Seitenauszug -
**********

Vielleicht hat ja einer eine Lösung parat, oder ein ähnliches Problem, sodass ich nicht ganz alleine da stehe. :-) Freue mich auf nette, konstruktive Antworten. 

Freundliche Grüße


----------



## Varitu (11. August 2009)

Hallo,

wenn es nur bei den beiden Chars autritt, würde ich als erstes mal den WoW- Cache leeren. Eventuell ist darin eine beschädigte Datei.

Gruß varitu


----------



## Crystania (11. August 2009)

Varitu schrieb:


> Hallo,
> 
> wenn es nur bei den beiden Chars autritt, würde ich als erstes mal den WoW- Cache leeren. Eventuell ist darin eine beschädigte Datei.
> 
> Gruß varitu



Hab ich schon, aber danke für deine Antwort.


----------



## Crystania (12. August 2009)

**********

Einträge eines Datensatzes
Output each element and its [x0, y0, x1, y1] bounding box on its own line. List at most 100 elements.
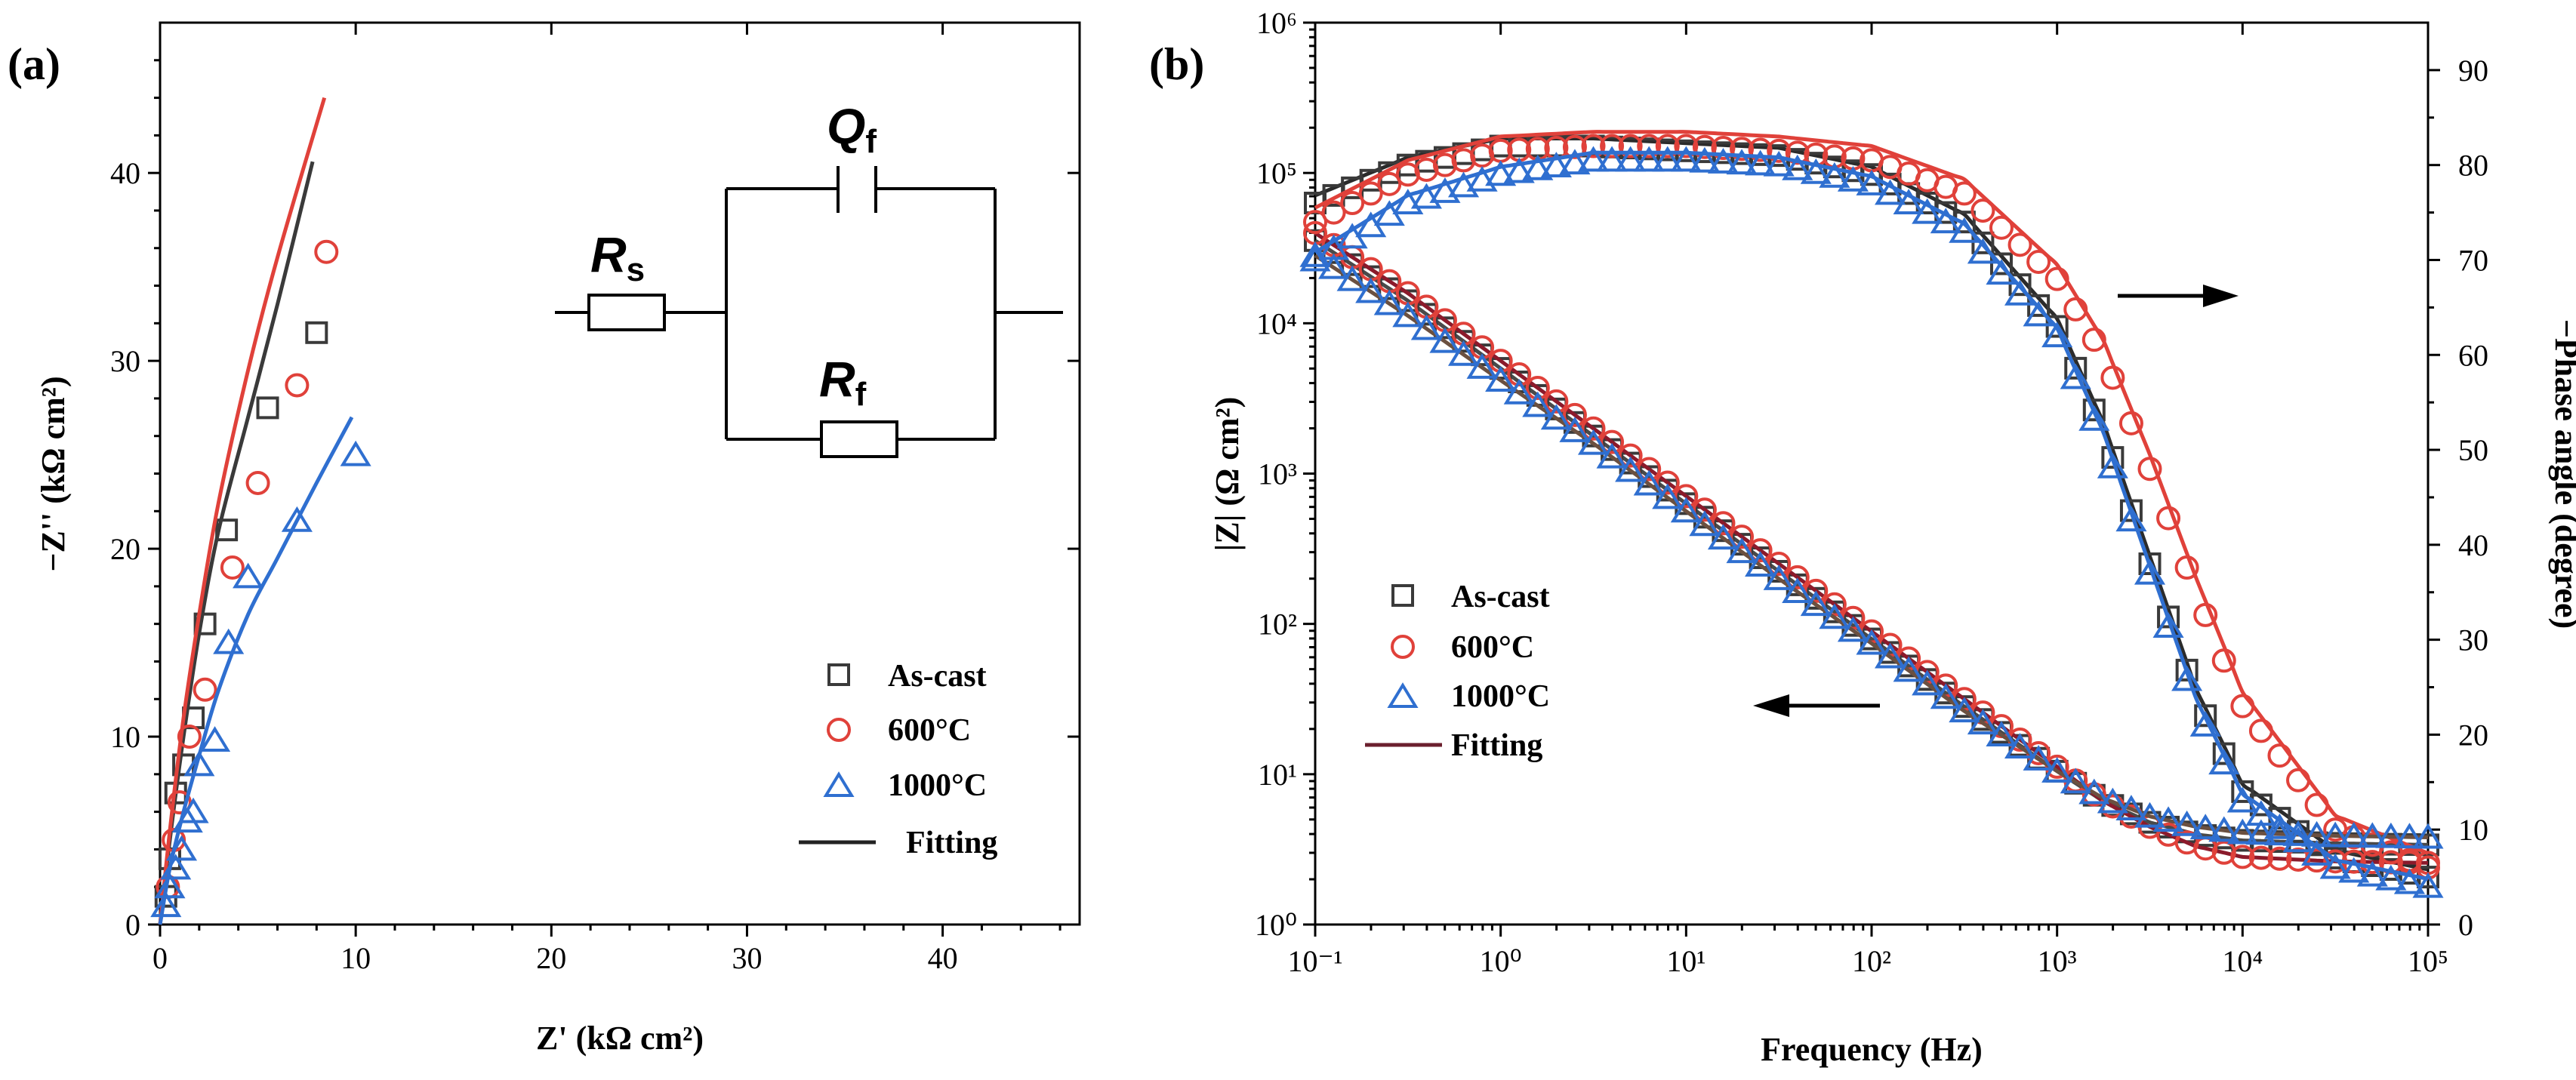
panel-b-y-right-tick-label: 60: [2458, 338, 2488, 372]
legend-a-ascast-label: As-cast: [888, 659, 987, 694]
panel-b-modulus-point-2: [2078, 778, 2110, 805]
panel-b-modulus-point-1: [1767, 552, 1792, 576]
panel-b-modulus-point-2: [1355, 277, 1387, 303]
panel-b-y-right-tick-label: 50: [2458, 433, 2488, 467]
panel-b-x-label: Frequency (Hz): [1761, 1031, 1983, 1068]
panel-b-modulus-point-1: [1785, 565, 1810, 589]
label-qf: Qf: [827, 98, 877, 160]
panel-b-modulus-point-2: [1875, 642, 1906, 669]
panel-b-modulus-point-1: [2360, 850, 2385, 875]
arrow-left-modulus: [1753, 694, 1880, 717]
panel-b-phase-point-0: [1952, 211, 1976, 234]
panel-b-modulus-point-2: [2023, 745, 2054, 771]
panel-a-y-label: −Z'' (kΩ cm²): [35, 376, 72, 571]
panel-b-modulus-point-2: [1485, 366, 1517, 392]
panel-b-modulus-point-2: [1763, 565, 1795, 590]
panel-b-phase-point-1: [2193, 602, 2218, 627]
panel-b-modulus-point-1: [1562, 402, 1587, 427]
panel-b-modulus-point-1: [1711, 511, 1736, 536]
panel-b-phase-point-2: [2023, 300, 2054, 327]
panel-b-phase-point-2: [1837, 165, 1869, 192]
panel-a: (a) 0 10 20 30 40 0 10 20 30 40 Z' (kΩ cm²) −Z'' …: [8, 21, 1081, 1057]
panel-b-phase-point-1: [1767, 138, 1792, 163]
panel-b-phase-point-2: [2171, 665, 2203, 691]
panel-b-y-right-tick-label: 80: [2458, 149, 2488, 183]
panel-b-y-right-tick-label: 20: [2458, 718, 2488, 752]
panel-b-modulus-point-1: [1692, 497, 1717, 522]
panel-b-modulus-point-1: [2230, 845, 2255, 869]
panel-b-modulus-point-2: [1336, 265, 1368, 291]
panel-b-modulus-point-2: [1856, 629, 1887, 655]
panel-b-modulus-point-2: [2282, 820, 2314, 846]
panel-b-label: (b): [1149, 39, 1204, 89]
panel-b-phase-point-0: [1971, 231, 1995, 254]
panel-a-point-0: [193, 612, 217, 635]
panel-b-modulus-point-2: [2189, 814, 2221, 840]
panel-b-phase-point-2: [2245, 800, 2277, 826]
panel-b-x-tick-label: 10⁻¹: [1287, 944, 1342, 978]
panel-b-modulus-point-2: [1967, 709, 1998, 735]
panel-b-phase-point-2: [1633, 146, 1665, 172]
panel-b-phase-point-1: [1692, 134, 1717, 159]
legend-b-600-label: 600°C: [1451, 630, 1534, 665]
panel-b-phase-point-1: [1618, 134, 1643, 158]
panel-a-marks: [150, 97, 371, 925]
arrow-right-head: [2203, 285, 2239, 307]
panel-b-phase-point-1: [2267, 743, 2292, 768]
panel-b-modulus-point-2: [1949, 697, 1980, 723]
panel-b-phase-point-0: [2175, 658, 2199, 682]
panel-b-modulus-point-2: [1318, 253, 1350, 279]
panel-b-modulus-point-2: [1652, 483, 1684, 509]
panel-b-modulus-point-2: [2319, 821, 2351, 848]
panel-b-y-right-tick-label: 10: [2458, 813, 2488, 847]
panel-b-phase-point-1: [1562, 134, 1587, 159]
panel-b-y-right-tick-label: 0: [2458, 908, 2473, 942]
panel-b-phase-point-2: [2226, 786, 2258, 813]
panel-b-modulus-point-2: [1800, 590, 1832, 617]
label-rf: Rf: [819, 351, 867, 413]
panel-b-phase-point-1: [2063, 297, 2088, 322]
panel-a-y-tick-label: 0: [125, 908, 140, 942]
resistor-rf: [820, 420, 898, 458]
panel-b-phase-point-0: [2138, 552, 2162, 575]
panel-b-modulus-point-2: [1707, 524, 1739, 550]
panel-b-phase-point-2: [1930, 208, 1961, 234]
panel-b-phase-point-2: [2115, 506, 2147, 532]
panel-b-modulus-point-1: [1637, 457, 1662, 482]
panel-a-fit-line-2: [158, 416, 354, 925]
panel-b-phase-point-2: [1429, 177, 1461, 203]
panel-a-point-2: [160, 854, 192, 880]
panel-b-modulus-point-1: [2044, 754, 2069, 779]
panel-b-x-tick-label: 10⁴: [2222, 944, 2263, 978]
panel-b-y-left-tick-label: 10⁰: [1255, 908, 1297, 942]
panel-b-modulus-point-1: [1600, 429, 1625, 454]
panel-b-phase-point-1: [1340, 191, 1365, 215]
panel-b-modulus-fit-2: [1314, 254, 2429, 839]
panel-a-ticks: 0 10 20 30 40 0 10 20 30 40: [110, 23, 1080, 975]
panel-b-phase-point-1: [1971, 198, 1995, 223]
panel-a-x-tick-label: 0: [153, 941, 168, 975]
panel-b-y-right-tick-label: 40: [2458, 528, 2488, 562]
panel-b-modulus-point-1: [2248, 845, 2273, 870]
panel-b-modulus-point-2: [2338, 822, 2370, 848]
panel-b-phase-point-1: [2304, 792, 2329, 817]
panel-b-modulus-point-2: [2152, 806, 2184, 832]
panel-b-phase-fit-2: [1314, 150, 2429, 882]
panel-b-phase-point-2: [2004, 279, 2036, 306]
panel-b-phase-point-1: [2044, 266, 2069, 291]
panel-b-phase-point-2: [1782, 154, 1813, 180]
resistor-rs: [587, 294, 666, 331]
panel-a-point-1: [314, 239, 339, 264]
panel-b-phase-point-2: [2189, 710, 2221, 737]
panel-a-point-2: [150, 891, 182, 918]
panel-b-modulus-point-2: [1540, 404, 1572, 430]
panel-b-phase-fit-0: [1314, 136, 2429, 872]
panel-a-x-label: Z' (kΩ cm²): [536, 1020, 704, 1057]
panel-b-modulus-point-2: [1670, 497, 1702, 523]
panel-b-phase-point-2: [1615, 146, 1647, 172]
panel-b-modulus-fit-1: [1314, 231, 2429, 865]
panel-b-phase-point-2: [1893, 189, 1924, 214]
panel-b-phase-point-2: [1819, 162, 1850, 188]
panel-b-modulus-point-2: [2393, 823, 2425, 849]
panel-b-phase-point-0: [2008, 273, 2032, 297]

**********

Aufgaben -
1 - Erkläre in ein bis drei Sätzen, weshalb Varitu im Seitenauszug rät, als Erstes den WoW-Cache zu leeren.
2 - Schreibe aus dem Seitenauszug den Abschnitt von „## Crystania (11.“ bis „für deine Antwort.“ wortgetreu ab.
Stütze dich ausschließlich auf den Seitenauszug.

Lösungen -
1 - Wenn das Problem nur bei den beiden Chars auftritt, könnte laut Varitu eine beschädigte Datei im WoW-Cache die Ursache sein. Deshalb empfiehlt Varitu, den Cache als Erstes zu leeren.

2 -
## Crystania (11. August 2009)

Varitu schrieb:


> Hallo,
> 
> wenn es nur bei den beiden Chars autritt, würde ich als erstes mal den WoW- Cache leeren. Eventuell ist darin eine beschädigte Datei.
> 
> Gruß varitu



Hab ich schon, aber danke für deine Antwort.